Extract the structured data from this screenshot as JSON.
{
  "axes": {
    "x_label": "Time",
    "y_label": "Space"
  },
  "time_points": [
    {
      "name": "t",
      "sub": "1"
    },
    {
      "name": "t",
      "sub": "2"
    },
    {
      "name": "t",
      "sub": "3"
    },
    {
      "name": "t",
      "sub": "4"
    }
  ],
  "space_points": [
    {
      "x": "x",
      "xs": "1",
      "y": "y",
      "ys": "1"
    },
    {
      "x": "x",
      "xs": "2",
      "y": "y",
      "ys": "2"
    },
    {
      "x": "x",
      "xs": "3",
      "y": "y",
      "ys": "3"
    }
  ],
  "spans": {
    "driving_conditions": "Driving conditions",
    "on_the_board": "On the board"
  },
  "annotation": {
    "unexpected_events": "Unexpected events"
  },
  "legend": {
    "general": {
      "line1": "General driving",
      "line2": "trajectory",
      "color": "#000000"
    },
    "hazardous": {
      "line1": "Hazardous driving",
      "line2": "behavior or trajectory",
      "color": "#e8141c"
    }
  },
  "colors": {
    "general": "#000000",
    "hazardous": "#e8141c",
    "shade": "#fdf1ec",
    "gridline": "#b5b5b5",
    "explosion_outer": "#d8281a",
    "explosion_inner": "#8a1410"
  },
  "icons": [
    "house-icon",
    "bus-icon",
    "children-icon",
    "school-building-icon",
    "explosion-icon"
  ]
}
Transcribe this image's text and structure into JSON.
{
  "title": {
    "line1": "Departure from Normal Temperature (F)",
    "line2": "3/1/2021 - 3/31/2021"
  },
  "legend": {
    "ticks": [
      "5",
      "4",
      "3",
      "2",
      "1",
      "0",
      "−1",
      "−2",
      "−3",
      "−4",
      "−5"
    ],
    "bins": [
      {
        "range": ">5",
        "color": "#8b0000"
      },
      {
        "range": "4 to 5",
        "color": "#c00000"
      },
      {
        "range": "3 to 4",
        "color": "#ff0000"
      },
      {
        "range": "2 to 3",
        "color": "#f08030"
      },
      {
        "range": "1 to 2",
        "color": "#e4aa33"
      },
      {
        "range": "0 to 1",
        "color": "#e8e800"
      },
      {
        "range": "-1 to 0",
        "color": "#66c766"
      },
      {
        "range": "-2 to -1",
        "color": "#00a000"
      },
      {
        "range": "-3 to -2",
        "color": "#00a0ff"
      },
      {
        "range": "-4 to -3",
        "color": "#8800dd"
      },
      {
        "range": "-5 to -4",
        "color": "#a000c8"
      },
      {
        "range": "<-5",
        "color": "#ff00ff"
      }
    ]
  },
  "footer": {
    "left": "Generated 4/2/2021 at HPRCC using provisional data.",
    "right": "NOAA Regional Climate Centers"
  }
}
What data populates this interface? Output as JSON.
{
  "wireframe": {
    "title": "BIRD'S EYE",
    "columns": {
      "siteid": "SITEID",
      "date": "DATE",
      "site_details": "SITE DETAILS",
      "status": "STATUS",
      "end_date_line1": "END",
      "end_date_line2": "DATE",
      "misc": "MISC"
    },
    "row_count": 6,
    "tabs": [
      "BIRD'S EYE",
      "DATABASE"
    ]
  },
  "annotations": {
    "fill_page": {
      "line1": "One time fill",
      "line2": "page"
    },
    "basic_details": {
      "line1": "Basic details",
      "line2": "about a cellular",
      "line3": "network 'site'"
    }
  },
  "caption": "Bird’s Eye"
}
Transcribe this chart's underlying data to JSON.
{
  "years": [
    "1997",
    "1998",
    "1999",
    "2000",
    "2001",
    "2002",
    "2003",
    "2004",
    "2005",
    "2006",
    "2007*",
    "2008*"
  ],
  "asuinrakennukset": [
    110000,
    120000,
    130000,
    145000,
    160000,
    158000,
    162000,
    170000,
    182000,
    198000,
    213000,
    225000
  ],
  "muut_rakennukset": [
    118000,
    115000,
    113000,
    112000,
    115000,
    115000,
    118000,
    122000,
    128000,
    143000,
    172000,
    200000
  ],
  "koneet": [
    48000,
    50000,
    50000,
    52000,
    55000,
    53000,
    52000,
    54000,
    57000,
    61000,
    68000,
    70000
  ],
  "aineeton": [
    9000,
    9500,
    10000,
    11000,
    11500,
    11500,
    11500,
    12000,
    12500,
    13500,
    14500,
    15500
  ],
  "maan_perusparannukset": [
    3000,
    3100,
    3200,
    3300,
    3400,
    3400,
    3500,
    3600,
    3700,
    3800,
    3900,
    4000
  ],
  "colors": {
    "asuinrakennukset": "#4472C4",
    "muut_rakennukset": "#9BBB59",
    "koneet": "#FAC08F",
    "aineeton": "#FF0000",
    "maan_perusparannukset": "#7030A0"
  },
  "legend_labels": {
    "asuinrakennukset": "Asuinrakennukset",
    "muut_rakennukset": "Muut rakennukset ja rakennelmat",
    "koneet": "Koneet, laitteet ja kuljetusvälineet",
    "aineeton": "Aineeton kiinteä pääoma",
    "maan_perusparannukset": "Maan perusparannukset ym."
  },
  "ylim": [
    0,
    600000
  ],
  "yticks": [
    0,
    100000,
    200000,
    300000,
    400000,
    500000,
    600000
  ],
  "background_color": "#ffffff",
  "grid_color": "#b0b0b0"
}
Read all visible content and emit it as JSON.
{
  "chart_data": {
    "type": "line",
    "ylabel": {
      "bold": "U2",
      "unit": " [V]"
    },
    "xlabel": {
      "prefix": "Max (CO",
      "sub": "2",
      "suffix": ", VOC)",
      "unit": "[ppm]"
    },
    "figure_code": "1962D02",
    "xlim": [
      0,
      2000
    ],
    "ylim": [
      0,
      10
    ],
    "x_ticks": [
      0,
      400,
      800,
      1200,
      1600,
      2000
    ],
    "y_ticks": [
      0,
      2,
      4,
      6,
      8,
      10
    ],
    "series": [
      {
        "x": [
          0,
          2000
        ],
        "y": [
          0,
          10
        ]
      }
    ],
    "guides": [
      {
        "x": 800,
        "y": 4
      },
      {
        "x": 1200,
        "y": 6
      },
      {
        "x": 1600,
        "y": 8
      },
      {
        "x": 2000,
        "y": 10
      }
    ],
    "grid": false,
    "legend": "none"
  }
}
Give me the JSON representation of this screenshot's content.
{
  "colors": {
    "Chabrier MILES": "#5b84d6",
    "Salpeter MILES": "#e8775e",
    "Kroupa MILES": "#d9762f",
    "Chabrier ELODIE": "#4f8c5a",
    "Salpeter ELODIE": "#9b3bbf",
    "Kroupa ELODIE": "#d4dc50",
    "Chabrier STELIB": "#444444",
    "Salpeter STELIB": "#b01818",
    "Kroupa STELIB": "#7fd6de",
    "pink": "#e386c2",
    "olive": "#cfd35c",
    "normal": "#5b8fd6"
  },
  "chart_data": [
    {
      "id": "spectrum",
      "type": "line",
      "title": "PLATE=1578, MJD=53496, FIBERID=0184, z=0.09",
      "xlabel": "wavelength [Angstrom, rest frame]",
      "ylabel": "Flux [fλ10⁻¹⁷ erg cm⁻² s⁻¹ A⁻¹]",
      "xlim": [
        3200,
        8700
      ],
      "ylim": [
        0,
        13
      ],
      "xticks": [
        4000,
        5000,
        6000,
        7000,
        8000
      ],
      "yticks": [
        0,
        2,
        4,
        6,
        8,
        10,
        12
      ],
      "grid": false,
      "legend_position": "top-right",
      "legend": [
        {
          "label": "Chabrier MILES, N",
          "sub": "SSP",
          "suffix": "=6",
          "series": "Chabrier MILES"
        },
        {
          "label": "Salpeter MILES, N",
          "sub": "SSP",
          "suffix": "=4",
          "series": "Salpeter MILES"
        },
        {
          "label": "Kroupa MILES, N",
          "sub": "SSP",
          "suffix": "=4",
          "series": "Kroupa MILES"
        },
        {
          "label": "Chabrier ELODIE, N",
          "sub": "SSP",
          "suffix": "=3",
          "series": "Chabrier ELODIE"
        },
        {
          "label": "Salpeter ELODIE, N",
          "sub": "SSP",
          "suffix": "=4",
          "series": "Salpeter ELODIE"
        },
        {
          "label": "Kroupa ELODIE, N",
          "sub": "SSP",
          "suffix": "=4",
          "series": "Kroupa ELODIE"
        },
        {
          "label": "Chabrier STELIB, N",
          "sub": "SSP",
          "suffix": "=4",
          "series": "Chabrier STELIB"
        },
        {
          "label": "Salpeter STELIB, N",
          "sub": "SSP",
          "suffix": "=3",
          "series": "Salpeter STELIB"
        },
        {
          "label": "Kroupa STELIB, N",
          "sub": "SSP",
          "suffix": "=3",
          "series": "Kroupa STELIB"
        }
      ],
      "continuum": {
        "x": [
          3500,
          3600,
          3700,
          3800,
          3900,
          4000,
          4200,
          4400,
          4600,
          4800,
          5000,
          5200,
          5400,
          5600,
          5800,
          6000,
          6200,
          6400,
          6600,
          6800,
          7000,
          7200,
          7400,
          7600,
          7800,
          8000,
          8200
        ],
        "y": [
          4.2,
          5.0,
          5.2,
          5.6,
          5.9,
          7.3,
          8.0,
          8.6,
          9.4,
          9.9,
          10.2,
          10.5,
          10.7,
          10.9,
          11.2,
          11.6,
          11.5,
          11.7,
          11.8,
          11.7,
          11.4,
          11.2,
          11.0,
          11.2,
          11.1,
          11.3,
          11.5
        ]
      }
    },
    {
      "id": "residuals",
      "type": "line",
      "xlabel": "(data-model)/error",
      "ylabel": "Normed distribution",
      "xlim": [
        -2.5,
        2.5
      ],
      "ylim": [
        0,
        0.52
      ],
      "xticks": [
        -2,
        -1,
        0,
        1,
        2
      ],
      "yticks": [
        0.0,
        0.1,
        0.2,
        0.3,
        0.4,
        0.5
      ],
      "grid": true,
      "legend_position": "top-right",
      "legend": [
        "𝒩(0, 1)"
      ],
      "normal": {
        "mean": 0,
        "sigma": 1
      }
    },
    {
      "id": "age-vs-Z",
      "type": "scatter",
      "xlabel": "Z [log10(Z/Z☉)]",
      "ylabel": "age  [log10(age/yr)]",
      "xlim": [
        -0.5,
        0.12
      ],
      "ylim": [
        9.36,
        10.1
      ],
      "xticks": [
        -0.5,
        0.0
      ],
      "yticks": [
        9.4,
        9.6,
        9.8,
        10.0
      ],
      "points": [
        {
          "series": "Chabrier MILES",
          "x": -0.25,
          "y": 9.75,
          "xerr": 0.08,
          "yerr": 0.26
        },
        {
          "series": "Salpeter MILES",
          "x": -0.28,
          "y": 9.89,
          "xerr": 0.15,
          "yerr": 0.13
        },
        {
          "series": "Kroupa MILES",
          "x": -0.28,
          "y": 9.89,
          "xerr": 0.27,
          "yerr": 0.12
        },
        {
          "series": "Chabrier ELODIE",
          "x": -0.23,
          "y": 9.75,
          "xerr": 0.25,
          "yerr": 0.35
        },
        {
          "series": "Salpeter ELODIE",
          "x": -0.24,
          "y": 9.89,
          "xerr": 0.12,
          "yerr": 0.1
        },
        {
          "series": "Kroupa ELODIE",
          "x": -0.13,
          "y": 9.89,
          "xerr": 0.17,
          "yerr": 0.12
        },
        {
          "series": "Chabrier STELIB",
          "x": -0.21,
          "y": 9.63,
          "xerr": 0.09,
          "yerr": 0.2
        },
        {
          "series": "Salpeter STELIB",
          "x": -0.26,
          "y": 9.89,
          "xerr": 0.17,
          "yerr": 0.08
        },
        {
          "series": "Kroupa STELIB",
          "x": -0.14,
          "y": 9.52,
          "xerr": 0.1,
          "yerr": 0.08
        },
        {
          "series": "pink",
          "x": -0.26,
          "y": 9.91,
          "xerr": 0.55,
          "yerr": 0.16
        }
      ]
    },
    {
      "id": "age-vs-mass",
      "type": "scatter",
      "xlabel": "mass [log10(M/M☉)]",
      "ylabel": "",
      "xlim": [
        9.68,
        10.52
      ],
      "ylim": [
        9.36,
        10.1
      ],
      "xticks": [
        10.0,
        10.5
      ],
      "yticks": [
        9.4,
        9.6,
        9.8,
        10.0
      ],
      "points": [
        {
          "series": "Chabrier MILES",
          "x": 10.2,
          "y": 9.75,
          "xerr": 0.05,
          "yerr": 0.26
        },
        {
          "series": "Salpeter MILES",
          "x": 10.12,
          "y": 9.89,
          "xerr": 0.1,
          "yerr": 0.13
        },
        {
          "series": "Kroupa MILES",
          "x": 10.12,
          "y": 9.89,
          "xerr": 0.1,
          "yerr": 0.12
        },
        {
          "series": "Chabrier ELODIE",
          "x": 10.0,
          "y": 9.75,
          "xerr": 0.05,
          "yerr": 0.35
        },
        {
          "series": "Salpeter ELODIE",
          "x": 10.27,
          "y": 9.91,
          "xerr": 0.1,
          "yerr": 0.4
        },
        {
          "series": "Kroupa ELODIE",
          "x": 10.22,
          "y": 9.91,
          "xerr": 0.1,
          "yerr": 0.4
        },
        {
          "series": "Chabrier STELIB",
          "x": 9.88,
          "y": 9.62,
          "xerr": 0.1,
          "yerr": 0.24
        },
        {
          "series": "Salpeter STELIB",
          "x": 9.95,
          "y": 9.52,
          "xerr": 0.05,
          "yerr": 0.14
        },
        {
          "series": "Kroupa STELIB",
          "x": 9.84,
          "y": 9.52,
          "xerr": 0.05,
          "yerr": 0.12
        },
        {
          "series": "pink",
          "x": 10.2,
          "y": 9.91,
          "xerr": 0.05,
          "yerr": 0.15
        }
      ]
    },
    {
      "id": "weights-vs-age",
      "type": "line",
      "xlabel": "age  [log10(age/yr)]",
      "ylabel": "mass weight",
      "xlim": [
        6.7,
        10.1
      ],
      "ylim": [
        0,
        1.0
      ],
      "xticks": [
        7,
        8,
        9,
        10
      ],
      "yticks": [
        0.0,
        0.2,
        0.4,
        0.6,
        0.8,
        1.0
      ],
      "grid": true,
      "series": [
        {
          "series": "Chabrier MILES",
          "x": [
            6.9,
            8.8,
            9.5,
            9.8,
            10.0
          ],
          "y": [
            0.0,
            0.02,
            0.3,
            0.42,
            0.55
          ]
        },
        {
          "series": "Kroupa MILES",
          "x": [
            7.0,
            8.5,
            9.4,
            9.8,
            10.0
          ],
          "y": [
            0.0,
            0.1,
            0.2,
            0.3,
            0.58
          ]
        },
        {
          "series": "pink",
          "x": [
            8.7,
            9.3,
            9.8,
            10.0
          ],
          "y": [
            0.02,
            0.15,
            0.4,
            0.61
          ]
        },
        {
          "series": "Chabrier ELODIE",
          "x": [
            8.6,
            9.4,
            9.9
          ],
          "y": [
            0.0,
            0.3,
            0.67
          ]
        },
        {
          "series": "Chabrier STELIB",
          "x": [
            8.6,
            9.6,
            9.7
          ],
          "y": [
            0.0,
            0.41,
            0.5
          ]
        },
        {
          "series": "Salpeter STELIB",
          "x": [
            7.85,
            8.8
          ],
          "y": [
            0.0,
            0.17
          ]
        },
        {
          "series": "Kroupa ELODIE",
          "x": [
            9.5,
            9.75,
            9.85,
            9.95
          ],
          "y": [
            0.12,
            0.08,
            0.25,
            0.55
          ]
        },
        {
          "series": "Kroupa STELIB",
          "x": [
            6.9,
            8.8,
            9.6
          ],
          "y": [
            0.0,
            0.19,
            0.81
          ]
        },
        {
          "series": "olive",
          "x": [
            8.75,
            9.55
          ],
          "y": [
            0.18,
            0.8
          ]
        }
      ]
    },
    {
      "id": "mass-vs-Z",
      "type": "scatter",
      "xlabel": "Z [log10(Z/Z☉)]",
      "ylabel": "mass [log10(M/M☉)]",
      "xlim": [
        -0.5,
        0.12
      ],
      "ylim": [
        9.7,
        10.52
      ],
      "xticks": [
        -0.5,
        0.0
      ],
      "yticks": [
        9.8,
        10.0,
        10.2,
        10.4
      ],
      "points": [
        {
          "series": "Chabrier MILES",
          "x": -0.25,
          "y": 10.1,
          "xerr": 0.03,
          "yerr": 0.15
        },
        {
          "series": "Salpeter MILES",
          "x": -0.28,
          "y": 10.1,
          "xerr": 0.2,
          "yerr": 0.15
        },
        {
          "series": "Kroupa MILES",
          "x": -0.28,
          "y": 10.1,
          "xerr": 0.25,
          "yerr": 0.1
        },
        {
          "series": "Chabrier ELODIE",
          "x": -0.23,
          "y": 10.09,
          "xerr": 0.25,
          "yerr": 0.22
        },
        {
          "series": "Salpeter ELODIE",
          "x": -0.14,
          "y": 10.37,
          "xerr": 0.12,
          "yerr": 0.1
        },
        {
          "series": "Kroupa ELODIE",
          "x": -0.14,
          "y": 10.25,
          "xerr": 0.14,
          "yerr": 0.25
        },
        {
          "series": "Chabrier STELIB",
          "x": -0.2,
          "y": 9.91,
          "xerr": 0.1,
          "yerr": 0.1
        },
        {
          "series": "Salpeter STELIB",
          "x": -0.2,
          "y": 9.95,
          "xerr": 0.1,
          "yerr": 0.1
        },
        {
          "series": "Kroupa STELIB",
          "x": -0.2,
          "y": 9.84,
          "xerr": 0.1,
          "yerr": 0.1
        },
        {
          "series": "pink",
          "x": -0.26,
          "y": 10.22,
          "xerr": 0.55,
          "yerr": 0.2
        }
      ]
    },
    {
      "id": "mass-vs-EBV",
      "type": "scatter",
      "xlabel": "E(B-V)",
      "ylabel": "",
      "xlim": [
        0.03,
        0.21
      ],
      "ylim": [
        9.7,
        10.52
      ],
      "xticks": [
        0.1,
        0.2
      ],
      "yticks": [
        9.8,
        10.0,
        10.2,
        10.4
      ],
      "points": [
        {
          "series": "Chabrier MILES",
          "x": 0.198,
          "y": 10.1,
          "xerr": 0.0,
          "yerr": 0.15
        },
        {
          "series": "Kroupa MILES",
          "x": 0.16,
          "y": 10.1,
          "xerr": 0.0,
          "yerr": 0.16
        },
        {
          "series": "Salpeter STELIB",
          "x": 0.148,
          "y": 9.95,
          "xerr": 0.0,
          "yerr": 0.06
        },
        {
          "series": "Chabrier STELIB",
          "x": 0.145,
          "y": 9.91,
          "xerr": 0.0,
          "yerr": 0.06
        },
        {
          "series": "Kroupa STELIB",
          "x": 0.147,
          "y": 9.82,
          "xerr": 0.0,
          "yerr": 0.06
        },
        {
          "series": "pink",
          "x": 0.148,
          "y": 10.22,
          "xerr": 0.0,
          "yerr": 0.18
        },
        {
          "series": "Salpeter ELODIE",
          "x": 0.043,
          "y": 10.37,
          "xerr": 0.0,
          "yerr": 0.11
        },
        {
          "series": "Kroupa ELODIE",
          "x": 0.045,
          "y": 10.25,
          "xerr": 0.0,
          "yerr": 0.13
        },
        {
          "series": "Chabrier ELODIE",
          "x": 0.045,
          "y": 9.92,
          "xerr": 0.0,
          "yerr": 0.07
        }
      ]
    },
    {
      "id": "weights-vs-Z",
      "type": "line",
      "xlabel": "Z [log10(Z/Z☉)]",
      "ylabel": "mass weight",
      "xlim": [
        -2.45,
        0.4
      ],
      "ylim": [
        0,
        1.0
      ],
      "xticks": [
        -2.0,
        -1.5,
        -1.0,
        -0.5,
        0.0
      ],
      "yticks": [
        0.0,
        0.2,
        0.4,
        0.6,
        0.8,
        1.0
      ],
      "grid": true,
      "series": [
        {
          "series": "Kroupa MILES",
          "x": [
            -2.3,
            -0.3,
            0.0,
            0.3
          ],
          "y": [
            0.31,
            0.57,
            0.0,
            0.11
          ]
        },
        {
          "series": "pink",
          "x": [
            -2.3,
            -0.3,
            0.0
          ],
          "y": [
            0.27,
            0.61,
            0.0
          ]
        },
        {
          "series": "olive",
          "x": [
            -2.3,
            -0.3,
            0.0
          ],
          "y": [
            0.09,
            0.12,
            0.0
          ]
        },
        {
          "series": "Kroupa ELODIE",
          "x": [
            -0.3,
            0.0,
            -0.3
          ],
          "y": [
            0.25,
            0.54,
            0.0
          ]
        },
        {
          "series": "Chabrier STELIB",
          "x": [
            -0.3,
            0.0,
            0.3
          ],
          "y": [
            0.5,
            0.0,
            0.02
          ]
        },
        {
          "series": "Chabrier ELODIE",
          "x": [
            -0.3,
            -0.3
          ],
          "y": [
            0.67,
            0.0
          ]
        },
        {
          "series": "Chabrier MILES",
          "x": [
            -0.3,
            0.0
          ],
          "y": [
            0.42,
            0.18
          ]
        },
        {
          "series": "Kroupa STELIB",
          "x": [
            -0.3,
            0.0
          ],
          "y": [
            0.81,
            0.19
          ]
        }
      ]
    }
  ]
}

» **Your objective**: Copy out each line of the records that holds the string "content".

» **The result**:
Read all visible content and emit it as JSON.
Give me the JSON representation of this screenshot's content.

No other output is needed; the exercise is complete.